Required work: Repeat the listing in full, word for word.

Material provided:
───

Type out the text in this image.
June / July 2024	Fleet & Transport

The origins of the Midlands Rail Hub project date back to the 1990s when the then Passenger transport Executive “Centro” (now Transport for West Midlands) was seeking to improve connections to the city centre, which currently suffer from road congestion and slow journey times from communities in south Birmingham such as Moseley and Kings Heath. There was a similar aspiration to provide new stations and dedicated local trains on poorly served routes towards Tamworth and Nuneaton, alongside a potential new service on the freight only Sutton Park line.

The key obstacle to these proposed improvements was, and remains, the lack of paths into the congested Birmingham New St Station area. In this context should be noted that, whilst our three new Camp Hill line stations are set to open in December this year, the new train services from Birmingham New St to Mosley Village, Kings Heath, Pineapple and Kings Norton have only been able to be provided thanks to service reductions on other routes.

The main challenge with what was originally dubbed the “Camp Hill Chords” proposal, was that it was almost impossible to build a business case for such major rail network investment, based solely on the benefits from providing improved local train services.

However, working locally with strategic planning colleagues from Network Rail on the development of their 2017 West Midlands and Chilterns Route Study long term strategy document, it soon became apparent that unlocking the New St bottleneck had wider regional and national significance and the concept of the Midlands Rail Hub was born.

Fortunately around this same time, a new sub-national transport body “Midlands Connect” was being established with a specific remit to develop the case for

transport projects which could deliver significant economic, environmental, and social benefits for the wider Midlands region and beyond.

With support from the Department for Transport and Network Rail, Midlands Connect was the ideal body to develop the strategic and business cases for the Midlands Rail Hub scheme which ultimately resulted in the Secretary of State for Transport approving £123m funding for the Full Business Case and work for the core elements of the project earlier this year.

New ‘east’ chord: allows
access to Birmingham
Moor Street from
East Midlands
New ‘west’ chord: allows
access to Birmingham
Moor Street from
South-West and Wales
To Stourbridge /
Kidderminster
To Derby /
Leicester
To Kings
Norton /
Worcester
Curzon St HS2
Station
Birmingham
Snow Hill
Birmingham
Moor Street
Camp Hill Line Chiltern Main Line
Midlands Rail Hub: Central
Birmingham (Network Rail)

───

Worked answer:
Type out the text in this image.
June / July 2024	Fleet & Transport

The origins of the Midlands Rail Hub project date back to the 1990s when the then Passenger transport Executive “Centro” (now Transport for West Midlands) was seeking to improve connections to the city centre, which currently suffer from road congestion and slow journey times from communities in south Birmingham such as Moseley and Kings Heath. There was a similar aspiration to provide new stations and dedicated local trains on poorly served routes towards Tamworth and Nuneaton, alongside a potential new service on the freight only Sutton Park line.

The key obstacle to these proposed improvements was, and remains, the lack of paths into the congested Birmingham New St Station area. In this context should be noted that, whilst our three new Camp Hill line stations are set to open in December this year, the new train services from Birmingham New St to Mosley Village, Kings Heath, Pineapple and Kings Norton have only been able to be provided thanks to service reductions on other routes.

The main challenge with what was originally dubbed the “Camp Hill Chords” proposal, was that it was almost impossible to build a business case for such major rail network investment, based solely on the benefits from providing improved local train services.

However, working locally with strategic planning colleagues from Network Rail on the development of their 2017 West Midlands and Chilterns Route Study long term strategy document, it soon became apparent that unlocking the New St bottleneck had wider regional and national significance and the concept of the Midlands Rail Hub was born.

Fortunately around this same time, a new sub-national transport body “Midlands Connect” was being established with a specific remit to develop the case for

transport projects which could deliver significant economic, environmental, and social benefits for the wider Midlands region and beyond.

With support from the Department for Transport and Network Rail, Midlands Connect was the ideal body to develop the strategic and business cases for the Midlands Rail Hub scheme which ultimately resulted in the Secretary of State for Transport approving £123m funding for the Full Business Case and work for the core elements of the project earlier this year.

New ‘east’ chord: allows
access to Birmingham
Moor Street from
East Midlands
New ‘west’ chord: allows
access to Birmingham
Moor Street from
South-West and Wales
To Stourbridge /
Kidderminster
To Derby /
Leicester
To Kings
Norton /
Worcester
Curzon St HS2
Station
Birmingham
Snow Hill
Birmingham
Moor Street
Camp Hill Line Chiltern Main Line
Midlands Rail Hub: Central
Birmingham (Network Rail)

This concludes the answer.